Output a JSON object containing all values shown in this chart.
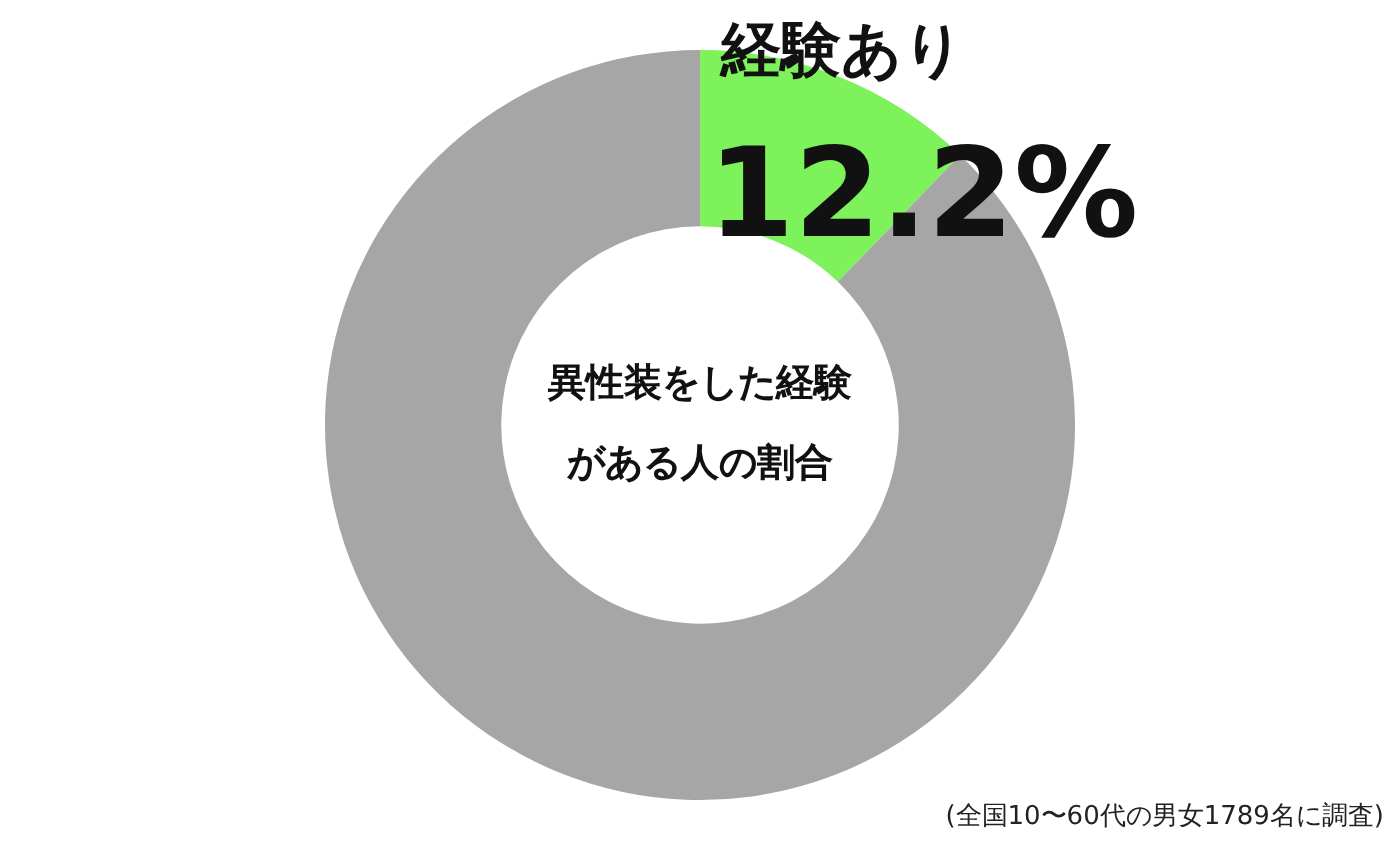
{
  "chart_data": {
    "type": "donut",
    "title": "異性装をした経験がある人の割合",
    "categories": [
      "経験あり",
      null
    ],
    "values": [
      12.2,
      87.8
    ],
    "colors": [
      "#7ef25a",
      "#a6a6a6"
    ],
    "value_labels": [
      "12.2%",
      null
    ],
    "legend": false,
    "annotations": [
      "(全国10〜60代の男女1789名に調査)"
    ]
  }
}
--- --- ---
> YOUR INSTRUCTIONS
Restate the records word for word, omitting images.

> TASK OUTPUT
Output a JSON object containing all values shown in this chart.
{
  "chart_data": {
    "type": "donut",
    "title": "異性装をした経験がある人の割合",
    "categories": [
      "経験あり",
      null
    ],
    "values": [
      12.2,
      87.8
    ],
    "colors": [
      "#7ef25a",
      "#a6a6a6"
    ],
    "value_labels": [
      "12.2%",
      null
    ],
    "legend": false,
    "annotations": [
      "(全国10〜60代の男女1789名に調査)"
    ]
  }
}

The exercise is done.